EXERCISE DESCRIPTION:
Output every entry exactly, from the first line to the last.

[Start STORED ROWS]

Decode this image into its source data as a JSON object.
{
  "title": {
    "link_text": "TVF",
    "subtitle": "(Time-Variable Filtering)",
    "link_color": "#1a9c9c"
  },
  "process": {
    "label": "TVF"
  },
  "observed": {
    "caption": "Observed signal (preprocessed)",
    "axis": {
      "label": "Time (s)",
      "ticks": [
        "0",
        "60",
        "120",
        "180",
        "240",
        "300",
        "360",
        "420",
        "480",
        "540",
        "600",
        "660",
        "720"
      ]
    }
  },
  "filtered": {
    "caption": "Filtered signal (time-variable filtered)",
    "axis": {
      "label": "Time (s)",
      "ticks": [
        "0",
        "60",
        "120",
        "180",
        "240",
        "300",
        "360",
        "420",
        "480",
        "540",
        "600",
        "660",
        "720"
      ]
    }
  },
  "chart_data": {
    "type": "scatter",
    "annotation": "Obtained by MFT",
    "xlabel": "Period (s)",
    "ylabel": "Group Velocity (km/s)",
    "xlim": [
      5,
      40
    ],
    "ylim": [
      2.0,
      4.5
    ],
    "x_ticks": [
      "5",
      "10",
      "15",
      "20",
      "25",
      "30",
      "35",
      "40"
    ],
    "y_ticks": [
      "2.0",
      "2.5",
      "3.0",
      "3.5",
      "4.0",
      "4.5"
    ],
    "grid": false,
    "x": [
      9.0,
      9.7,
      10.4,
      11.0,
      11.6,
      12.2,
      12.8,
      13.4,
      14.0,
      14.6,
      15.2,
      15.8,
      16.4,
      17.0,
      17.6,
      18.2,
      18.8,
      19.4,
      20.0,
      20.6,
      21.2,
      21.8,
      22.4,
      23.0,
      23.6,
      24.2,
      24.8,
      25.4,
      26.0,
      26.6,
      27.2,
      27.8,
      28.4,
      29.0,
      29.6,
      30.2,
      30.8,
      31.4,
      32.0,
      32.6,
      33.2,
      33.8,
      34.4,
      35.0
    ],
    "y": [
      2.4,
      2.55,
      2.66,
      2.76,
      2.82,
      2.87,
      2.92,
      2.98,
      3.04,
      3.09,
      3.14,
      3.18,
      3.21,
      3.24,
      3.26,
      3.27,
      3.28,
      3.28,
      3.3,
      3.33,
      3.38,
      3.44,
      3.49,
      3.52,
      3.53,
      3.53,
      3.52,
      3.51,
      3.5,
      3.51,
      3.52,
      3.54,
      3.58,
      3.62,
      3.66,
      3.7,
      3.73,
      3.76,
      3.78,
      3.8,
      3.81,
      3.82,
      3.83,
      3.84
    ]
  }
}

[End STORED ROWS]

RESPONSE:
Decode this image into its source data as a JSON object.
{
  "title": {
    "link_text": "TVF",
    "subtitle": "(Time-Variable Filtering)",
    "link_color": "#1a9c9c"
  },
  "process": {
    "label": "TVF"
  },
  "observed": {
    "caption": "Observed signal (preprocessed)",
    "axis": {
      "label": "Time (s)",
      "ticks": [
        "0",
        "60",
        "120",
        "180",
        "240",
        "300",
        "360",
        "420",
        "480",
        "540",
        "600",
        "660",
        "720"
      ]
    }
  },
  "filtered": {
    "caption": "Filtered signal (time-variable filtered)",
    "axis": {
      "label": "Time (s)",
      "ticks": [
        "0",
        "60",
        "120",
        "180",
        "240",
        "300",
        "360",
        "420",
        "480",
        "540",
        "600",
        "660",
        "720"
      ]
    }
  },
  "chart_data": {
    "type": "scatter",
    "annotation": "Obtained by MFT",
    "xlabel": "Period (s)",
    "ylabel": "Group Velocity (km/s)",
    "xlim": [
      5,
      40
    ],
    "ylim": [
      2.0,
      4.5
    ],
    "x_ticks": [
      "5",
      "10",
      "15",
      "20",
      "25",
      "30",
      "35",
      "40"
    ],
    "y_ticks": [
      "2.0",
      "2.5",
      "3.0",
      "3.5",
      "4.0",
      "4.5"
    ],
    "grid": false,
    "x": [
      9.0,
      9.7,
      10.4,
      11.0,
      11.6,
      12.2,
      12.8,
      13.4,
      14.0,
      14.6,
      15.2,
      15.8,
      16.4,
      17.0,
      17.6,
      18.2,
      18.8,
      19.4,
      20.0,
      20.6,
      21.2,
      21.8,
      22.4,
      23.0,
      23.6,
      24.2,
      24.8,
      25.4,
      26.0,
      26.6,
      27.2,
      27.8,
      28.4,
      29.0,
      29.6,
      30.2,
      30.8,
      31.4,
      32.0,
      32.6,
      33.2,
      33.8,
      34.4,
      35.0
    ],
    "y": [
      2.4,
      2.55,
      2.66,
      2.76,
      2.82,
      2.87,
      2.92,
      2.98,
      3.04,
      3.09,
      3.14,
      3.18,
      3.21,
      3.24,
      3.26,
      3.27,
      3.28,
      3.28,
      3.3,
      3.33,
      3.38,
      3.44,
      3.49,
      3.52,
      3.53,
      3.53,
      3.52,
      3.51,
      3.5,
      3.51,
      3.52,
      3.54,
      3.58,
      3.62,
      3.66,
      3.7,
      3.73,
      3.76,
      3.78,
      3.8,
      3.81,
      3.82,
      3.83,
      3.84
    ]
  }
}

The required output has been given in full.